--- BEGIN ---
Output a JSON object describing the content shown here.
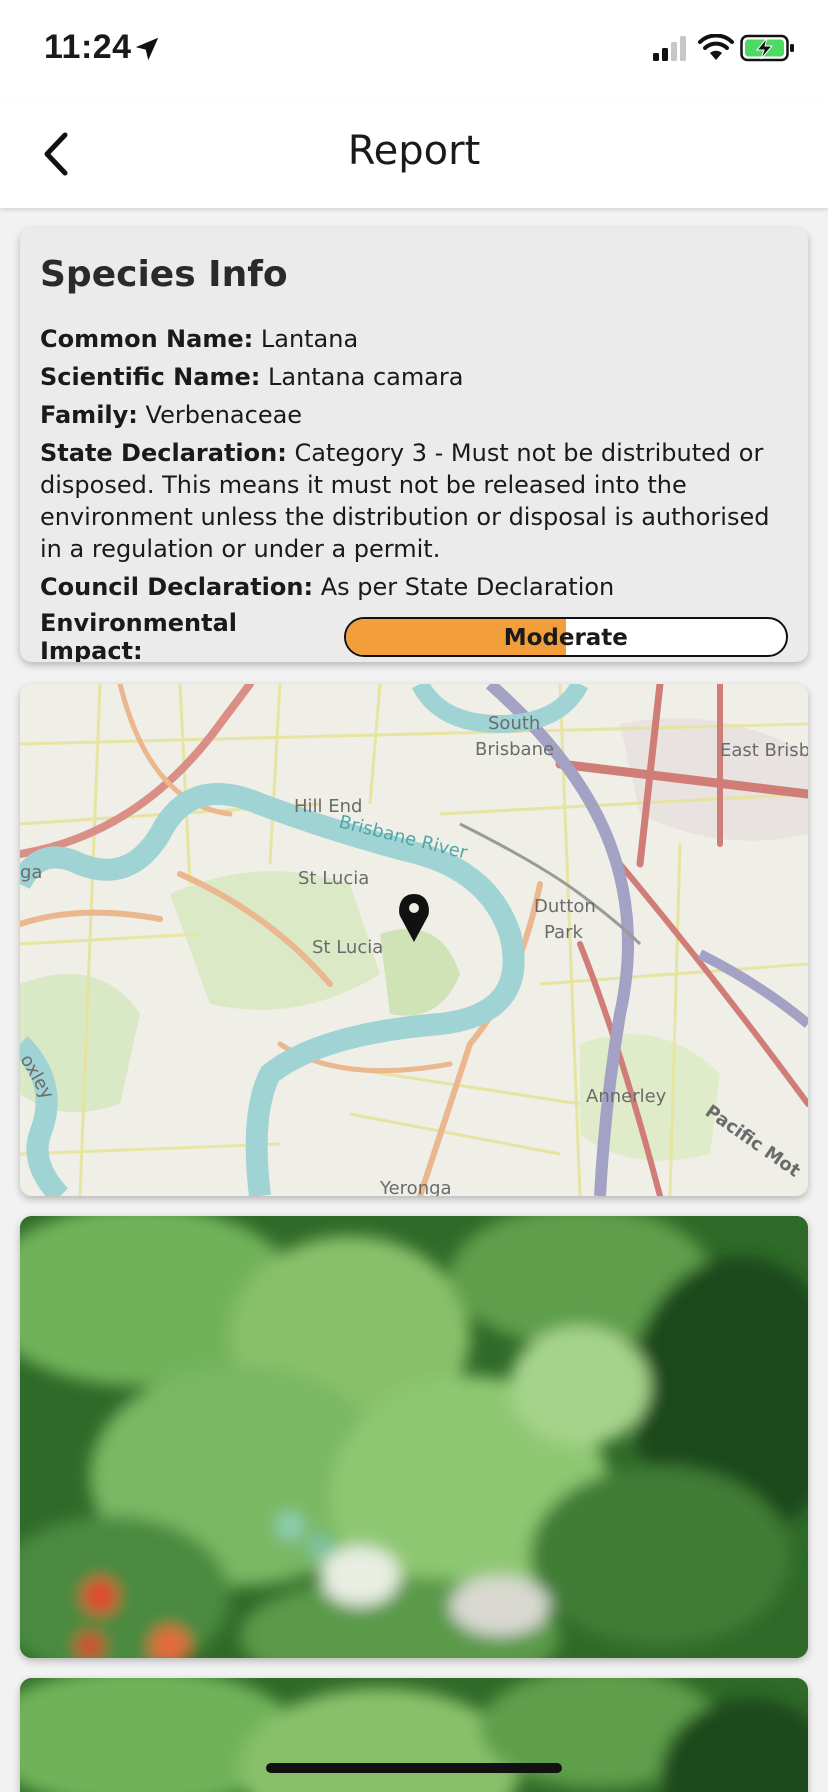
{
  "status_bar": {
    "time": "11:24",
    "icons": [
      "location-arrow-icon",
      "cellular-signal-icon",
      "wifi-icon",
      "battery-charging-icon"
    ]
  },
  "nav": {
    "title": "Report",
    "back_icon": "chevron-left-icon"
  },
  "species_info": {
    "title": "Species Info",
    "common_name_label": "Common Name:",
    "common_name": "Lantana",
    "scientific_name_label": "Scientific Name:",
    "scientific_name": "Lantana camara",
    "family_label": "Family:",
    "family": "Verbenaceae",
    "state_declaration_label": "State Declaration:",
    "state_declaration": "Category 3 - Must not be distributed or disposed. This means it must not be released into the environment unless the distribution or disposal is authorised in a regulation or under a permit.",
    "council_declaration_label": "Council Declaration:",
    "council_declaration": "As per State Declaration",
    "environmental_impact_label": "Environmental Impact:",
    "environmental_impact": "Moderate",
    "environmental_impact_level": 0.5,
    "impact_color": "#f19e3b"
  },
  "map": {
    "labels": {
      "south_brisbane": "South\nBrisbane",
      "east_brisbane": "East Brisb",
      "hill_end": "Hill End",
      "brisbane_river": "Brisbane River",
      "st_lucia_1": "St Lucia",
      "st_lucia_2": "St Lucia",
      "dutton_park": "Dutton\nPark",
      "annerley": "Annerley",
      "pacific_mot": "Pacific Mot",
      "ga": "ga",
      "oxley": "oxley",
      "yeronga": "Yeronga"
    },
    "pin_icon": "map-pin-icon"
  },
  "photos": [
    {
      "name": "plant-photo-1"
    },
    {
      "name": "plant-photo-2"
    }
  ],
  "colors": {
    "accent_orange": "#f19e3b",
    "river": "#9fd3d4"
  }
}
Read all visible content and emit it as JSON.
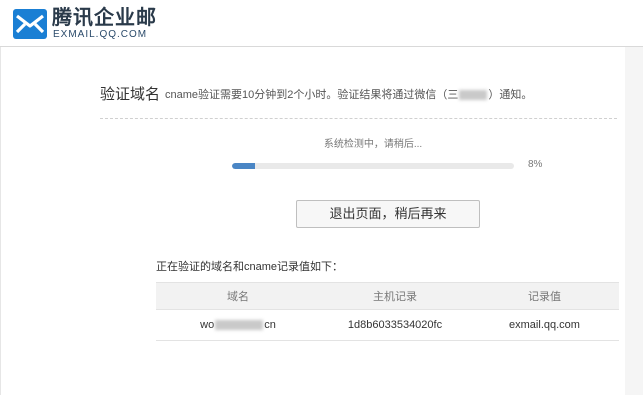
--- END ---
| TASK OBJECTIVE |
Write out every line above exactly as it is, leaving out the pictures.

| RESPONSE TO THE TASK |
Output a JSON object describing the content shown here.
{
  "status_bar": {
    "time": "11:24",
    "icons": [
      "location-arrow-icon",
      "cellular-signal-icon",
      "wifi-icon",
      "battery-charging-icon"
    ]
  },
  "nav": {
    "title": "Report",
    "back_icon": "chevron-left-icon"
  },
  "species_info": {
    "title": "Species Info",
    "common_name_label": "Common Name:",
    "common_name": "Lantana",
    "scientific_name_label": "Scientific Name:",
    "scientific_name": "Lantana camara",
    "family_label": "Family:",
    "family": "Verbenaceae",
    "state_declaration_label": "State Declaration:",
    "state_declaration": "Category 3 - Must not be distributed or disposed. This means it must not be released into the environment unless the distribution or disposal is authorised in a regulation or under a permit.",
    "council_declaration_label": "Council Declaration:",
    "council_declaration": "As per State Declaration",
    "environmental_impact_label": "Environmental Impact:",
    "environmental_impact": "Moderate",
    "environmental_impact_level": 0.5,
    "impact_color": "#f19e3b"
  },
  "map": {
    "labels": {
      "south_brisbane": "South\nBrisbane",
      "east_brisbane": "East Brisb",
      "hill_end": "Hill End",
      "brisbane_river": "Brisbane River",
      "st_lucia_1": "St Lucia",
      "st_lucia_2": "St Lucia",
      "dutton_park": "Dutton\nPark",
      "annerley": "Annerley",
      "pacific_mot": "Pacific Mot",
      "ga": "ga",
      "oxley": "oxley",
      "yeronga": "Yeronga"
    },
    "pin_icon": "map-pin-icon"
  },
  "photos": [
    {
      "name": "plant-photo-1"
    },
    {
      "name": "plant-photo-2"
    }
  ],
  "colors": {
    "accent_orange": "#f19e3b",
    "river": "#9fd3d4"
  }
}
Read all visible content and emit it as JSON.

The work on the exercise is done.